The exercise —
Can you reproduce the data beneath, keeping every line exact?

Data listing —
————

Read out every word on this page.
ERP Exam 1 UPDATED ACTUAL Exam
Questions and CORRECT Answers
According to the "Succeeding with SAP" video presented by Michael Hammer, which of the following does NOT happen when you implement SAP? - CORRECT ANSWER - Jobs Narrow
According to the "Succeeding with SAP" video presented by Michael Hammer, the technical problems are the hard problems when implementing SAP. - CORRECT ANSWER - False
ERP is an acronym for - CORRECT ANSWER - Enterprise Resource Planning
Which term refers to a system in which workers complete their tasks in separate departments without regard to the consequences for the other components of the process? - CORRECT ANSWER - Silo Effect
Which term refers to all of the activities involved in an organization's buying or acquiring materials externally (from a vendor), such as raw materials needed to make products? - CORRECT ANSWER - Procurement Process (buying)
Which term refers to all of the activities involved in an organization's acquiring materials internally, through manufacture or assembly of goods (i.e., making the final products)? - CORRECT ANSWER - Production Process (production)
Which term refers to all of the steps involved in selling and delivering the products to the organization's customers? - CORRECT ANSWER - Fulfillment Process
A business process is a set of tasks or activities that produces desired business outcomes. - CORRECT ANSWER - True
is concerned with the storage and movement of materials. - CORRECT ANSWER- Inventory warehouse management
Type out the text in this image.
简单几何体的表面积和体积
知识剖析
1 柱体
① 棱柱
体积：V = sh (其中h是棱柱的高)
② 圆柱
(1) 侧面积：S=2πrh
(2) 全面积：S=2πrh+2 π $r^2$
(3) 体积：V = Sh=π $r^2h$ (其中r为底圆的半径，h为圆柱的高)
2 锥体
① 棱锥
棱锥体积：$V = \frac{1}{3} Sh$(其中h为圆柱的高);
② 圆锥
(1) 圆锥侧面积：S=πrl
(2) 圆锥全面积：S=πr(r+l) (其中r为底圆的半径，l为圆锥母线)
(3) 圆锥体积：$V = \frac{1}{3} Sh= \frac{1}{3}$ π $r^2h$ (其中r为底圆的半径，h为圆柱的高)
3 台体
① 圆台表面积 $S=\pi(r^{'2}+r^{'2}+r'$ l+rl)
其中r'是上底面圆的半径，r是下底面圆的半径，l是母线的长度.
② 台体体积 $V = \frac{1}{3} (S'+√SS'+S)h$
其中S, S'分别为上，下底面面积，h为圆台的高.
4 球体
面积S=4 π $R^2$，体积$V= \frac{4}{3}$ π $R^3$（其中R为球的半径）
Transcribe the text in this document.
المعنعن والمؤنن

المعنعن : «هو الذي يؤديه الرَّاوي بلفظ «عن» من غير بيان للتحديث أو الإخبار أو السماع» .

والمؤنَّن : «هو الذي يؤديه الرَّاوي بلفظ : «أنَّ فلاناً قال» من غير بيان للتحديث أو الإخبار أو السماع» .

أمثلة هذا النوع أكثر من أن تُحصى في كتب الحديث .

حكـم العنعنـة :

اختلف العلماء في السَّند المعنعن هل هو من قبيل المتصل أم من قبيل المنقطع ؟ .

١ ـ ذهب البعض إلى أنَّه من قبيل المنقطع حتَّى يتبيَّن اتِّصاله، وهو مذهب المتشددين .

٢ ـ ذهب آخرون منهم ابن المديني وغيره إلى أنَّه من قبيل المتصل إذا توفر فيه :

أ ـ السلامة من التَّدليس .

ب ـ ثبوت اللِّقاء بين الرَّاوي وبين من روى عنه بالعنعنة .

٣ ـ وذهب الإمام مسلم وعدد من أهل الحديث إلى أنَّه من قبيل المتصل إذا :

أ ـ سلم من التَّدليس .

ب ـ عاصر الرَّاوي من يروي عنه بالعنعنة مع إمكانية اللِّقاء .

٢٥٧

————

Full answer —
Read out every word on this page.
ERP Exam 1 UPDATED ACTUAL Exam
Questions and CORRECT Answers
According to the "Succeeding with SAP" video presented by Michael Hammer, which of the following does NOT happen when you implement SAP? - CORRECT ANSWER - Jobs Narrow
According to the "Succeeding with SAP" video presented by Michael Hammer, the technical problems are the hard problems when implementing SAP. - CORRECT ANSWER - False
ERP is an acronym for - CORRECT ANSWER - Enterprise Resource Planning
Which term refers to a system in which workers complete their tasks in separate departments without regard to the consequences for the other components of the process? - CORRECT ANSWER - Silo Effect
Which term refers to all of the activities involved in an organization's buying or acquiring materials externally (from a vendor), such as raw materials needed to make products? - CORRECT ANSWER - Procurement Process (buying)
Which term refers to all of the activities involved in an organization's acquiring materials internally, through manufacture or assembly of goods (i.e., making the final products)? - CORRECT ANSWER - Production Process (production)
Which term refers to all of the steps involved in selling and delivering the products to the organization's customers? - CORRECT ANSWER - Fulfillment Process
A business process is a set of tasks or activities that produces desired business outcomes. - CORRECT ANSWER - True
is concerned with the storage and movement of materials. - CORRECT ANSWER- Inventory warehouse management
Type out the text in this image.
简单几何体的表面积和体积
知识剖析
1 柱体
① 棱柱
体积：V = sh (其中h是棱柱的高)
② 圆柱
(1) 侧面积：S=2πrh
(2) 全面积：S=2πrh+2 π $r^2$
(3) 体积：V = Sh=π $r^2h$ (其中r为底圆的半径，h为圆柱的高)
2 锥体
① 棱锥
棱锥体积：$V = \frac{1}{3} Sh$(其中h为圆柱的高);
② 圆锥
(1) 圆锥侧面积：S=πrl
(2) 圆锥全面积：S=πr(r+l) (其中r为底圆的半径，l为圆锥母线)
(3) 圆锥体积：$V = \frac{1}{3} Sh= \frac{1}{3}$ π $r^2h$ (其中r为底圆的半径，h为圆柱的高)
3 台体
① 圆台表面积 $S=\pi(r^{'2}+r^{'2}+r'$ l+rl)
其中r'是上底面圆的半径，r是下底面圆的半径，l是母线的长度.
② 台体体积 $V = \frac{1}{3} (S'+√SS'+S)h$
其中S, S'分别为上，下底面面积，h为圆台的高.
4 球体
面积S=4 π $R^2$，体积$V= \frac{4}{3}$ π $R^3$（其中R为球的半径）
Transcribe the text in this document.
المعنعن والمؤنن

المعنعن : «هو الذي يؤديه الرَّاوي بلفظ «عن» من غير بيان للتحديث أو الإخبار أو السماع» .

والمؤنَّن : «هو الذي يؤديه الرَّاوي بلفظ : «أنَّ فلاناً قال» من غير بيان للتحديث أو الإخبار أو السماع» .

أمثلة هذا النوع أكثر من أن تُحصى في كتب الحديث .

حكـم العنعنـة :

اختلف العلماء في السَّند المعنعن هل هو من قبيل المتصل أم من قبيل المنقطع ؟ .

١ ـ ذهب البعض إلى أنَّه من قبيل المنقطع حتَّى يتبيَّن اتِّصاله، وهو مذهب المتشددين .

٢ ـ ذهب آخرون منهم ابن المديني وغيره إلى أنَّه من قبيل المتصل إذا توفر فيه :

أ ـ السلامة من التَّدليس .

ب ـ ثبوت اللِّقاء بين الرَّاوي وبين من روى عنه بالعنعنة .

٣ ـ وذهب الإمام مسلم وعدد من أهل الحديث إلى أنَّه من قبيل المتصل إذا :

أ ـ سلم من التَّدليس .

ب ـ عاصر الرَّاوي من يروي عنه بالعنعنة مع إمكانية اللِّقاء .

٢٥٧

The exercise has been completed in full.